# Tasks to complete:
**a.** In the driving event sound passage, what may happen to the weights, nodes, and/or connections as more training data is collected?
**b.** Quote everything in the driving event sound passage from "However, this is" down to "of driving event sounds.".
**c.** Render this sentence from the driving event sound passage in Spanish: "In this manner, the machine learning model is constantly or periodically updated."

# Reading passage:
□ □ □ □ □

However, this is merely one example of the inputs and resulting output of the neural network for detecting driving event sounds. In other examples, any number of input nodes may include any suitable audio characteristics for an audio stream. Additionally, any number of output nodes may determine likelihoods of an audio stream including a driving event sound or likelihoods of the audio stream including particular types of driving event sounds.

As additional training data is collected, the weights, nodes, and/or connections may be adjusted. In this manner, the machine learning model is constantly or periodically updated.

In any event, the driving event sound ML model generator 68 may provide the first machine learning model 310 to the client device 10. Then when the driving event sound detector 134 obtains an audio stream 314, such as during a navigation session, the driving event sound detector 134 may apply characteristics of the audio stream 314 as in input to the first machine learning model 310 to determine whether the audio stream 314 includes a driving event sound 318. Such a determination can be provided as an output of the first machine learning model 310. The driving event sound detector 134 may also determine the type of driving event sound 318 using the first machine learning model 310, which may provide such a determination as an output. For example, for a first audio stream obtained from audio playback data at another application executing on the client device 10, the first machine learning model 310 determines that the first audio stream includes a driving event sound. For a second audio stream obtained from audio playback data at a device 14, 92 communicatively connected to the client device 10, the first machine learning model 310 determines that the second audio stream includes a police siren. For a third audio stream obtained from ambient audio within the area of the vehicle 12, the machine learning model 310 determines that the third audio stream does not include a driving event sound.

□ □ □ □ □

# Data extract:
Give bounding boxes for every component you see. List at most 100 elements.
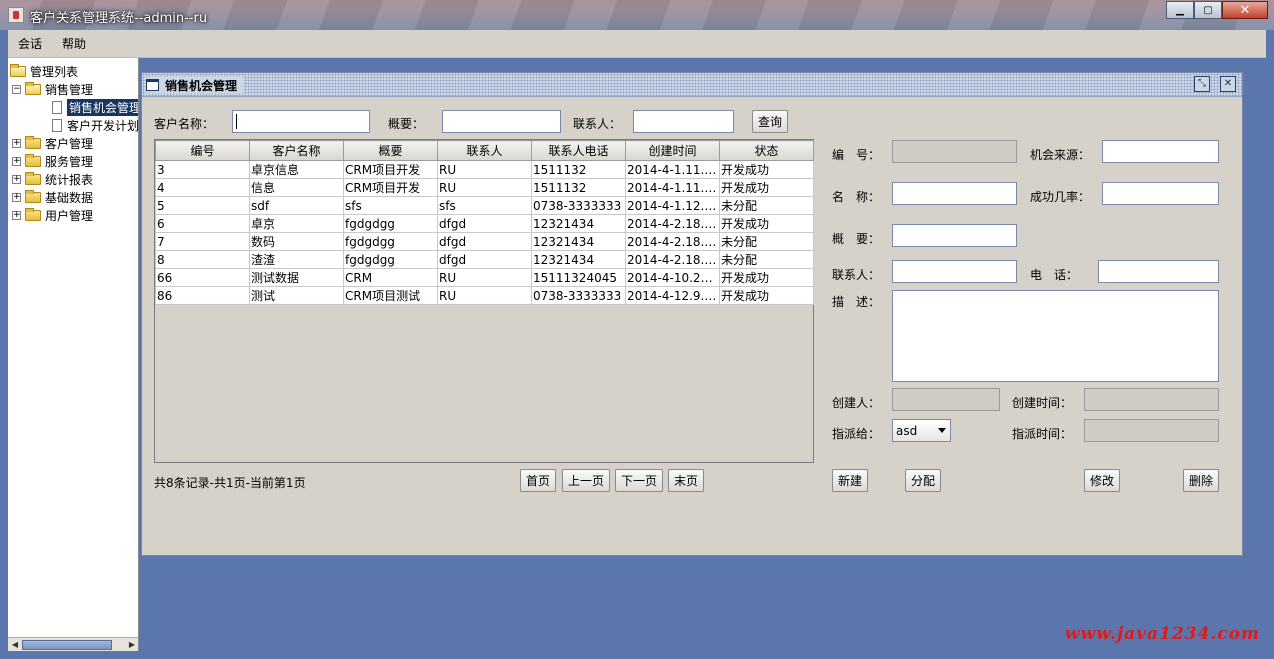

□ □ □ □ □

# Answers to the exercises:
**a.** They may be adjusted.

**b.**
However, this is merely one example of the inputs and resulting output of the neural network for detecting driving event sounds. In other examples, any number of input nodes may include any suitable audio characteristics for an audio stream. Additionally, any number of output nodes may determine likelihoods of an audio stream including a driving event sound or likelihoods of the audio stream including particular types of driving event sounds.

**c.** De esta manera, el modelo de aprendizaje automático se actualiza de forma constante o periódica.